Supplied data:
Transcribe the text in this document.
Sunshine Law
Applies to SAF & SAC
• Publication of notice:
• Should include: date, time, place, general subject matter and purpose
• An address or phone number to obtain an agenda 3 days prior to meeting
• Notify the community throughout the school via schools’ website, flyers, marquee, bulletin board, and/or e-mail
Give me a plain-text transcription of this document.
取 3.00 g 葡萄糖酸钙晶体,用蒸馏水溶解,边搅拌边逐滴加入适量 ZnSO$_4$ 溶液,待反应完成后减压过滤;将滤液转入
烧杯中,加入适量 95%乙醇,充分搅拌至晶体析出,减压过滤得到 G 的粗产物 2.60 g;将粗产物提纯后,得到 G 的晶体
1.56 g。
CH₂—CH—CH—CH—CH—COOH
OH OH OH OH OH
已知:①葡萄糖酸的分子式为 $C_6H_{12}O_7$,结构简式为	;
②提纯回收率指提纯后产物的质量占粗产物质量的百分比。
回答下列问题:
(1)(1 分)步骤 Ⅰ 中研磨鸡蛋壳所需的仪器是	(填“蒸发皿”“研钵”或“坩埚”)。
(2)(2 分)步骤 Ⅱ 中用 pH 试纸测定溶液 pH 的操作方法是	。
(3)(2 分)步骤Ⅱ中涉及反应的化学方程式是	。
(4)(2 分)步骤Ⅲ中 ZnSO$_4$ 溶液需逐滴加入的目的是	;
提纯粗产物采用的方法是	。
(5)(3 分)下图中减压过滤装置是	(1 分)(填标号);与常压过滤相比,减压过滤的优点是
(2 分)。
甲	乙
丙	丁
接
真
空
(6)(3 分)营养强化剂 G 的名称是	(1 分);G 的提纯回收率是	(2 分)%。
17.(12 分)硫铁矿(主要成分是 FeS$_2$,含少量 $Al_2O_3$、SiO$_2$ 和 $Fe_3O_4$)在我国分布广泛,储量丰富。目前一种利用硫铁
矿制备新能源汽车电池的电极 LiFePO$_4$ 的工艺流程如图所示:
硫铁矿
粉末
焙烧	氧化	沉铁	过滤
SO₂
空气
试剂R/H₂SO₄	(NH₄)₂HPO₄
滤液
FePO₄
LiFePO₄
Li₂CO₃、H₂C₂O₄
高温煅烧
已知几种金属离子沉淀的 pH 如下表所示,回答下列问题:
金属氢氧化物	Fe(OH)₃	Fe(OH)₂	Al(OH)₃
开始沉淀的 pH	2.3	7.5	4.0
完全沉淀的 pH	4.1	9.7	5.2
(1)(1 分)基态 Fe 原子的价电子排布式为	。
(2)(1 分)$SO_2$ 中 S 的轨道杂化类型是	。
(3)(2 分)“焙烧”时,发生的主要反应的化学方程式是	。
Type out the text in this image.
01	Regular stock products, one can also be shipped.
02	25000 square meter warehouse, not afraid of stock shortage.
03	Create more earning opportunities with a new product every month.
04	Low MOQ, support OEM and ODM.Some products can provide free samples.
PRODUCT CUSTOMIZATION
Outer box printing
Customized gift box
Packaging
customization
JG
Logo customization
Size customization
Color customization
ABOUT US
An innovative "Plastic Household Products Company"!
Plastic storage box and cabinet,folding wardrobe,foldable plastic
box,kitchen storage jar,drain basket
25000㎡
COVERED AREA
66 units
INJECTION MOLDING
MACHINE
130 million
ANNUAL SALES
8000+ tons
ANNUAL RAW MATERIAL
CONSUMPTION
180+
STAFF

Exercise directions:
Repeat exactly, and only, the lines from the line with "Type out the text in this image." through the end of the listing above, both ends included.

Solution to this exercise:
Type out the text in this image.
01	Regular stock products, one can also be shipped.
02	25000 square meter warehouse, not afraid of stock shortage.
03	Create more earning opportunities with a new product every month.
04	Low MOQ, support OEM and ODM.Some products can provide free samples.
PRODUCT CUSTOMIZATION
Outer box printing
Customized gift box
Packaging
customization
JG
Logo customization
Size customization
Color customization
ABOUT US
An innovative "Plastic Household Products Company"!
Plastic storage box and cabinet,folding wardrobe,foldable plastic
box,kitchen storage jar,drain basket
25000㎡
COVERED AREA
66 units
INJECTION MOLDING
MACHINE
130 million
ANNUAL SALES
8000+ tons
ANNUAL RAW MATERIAL
CONSUMPTION
180+
STAFF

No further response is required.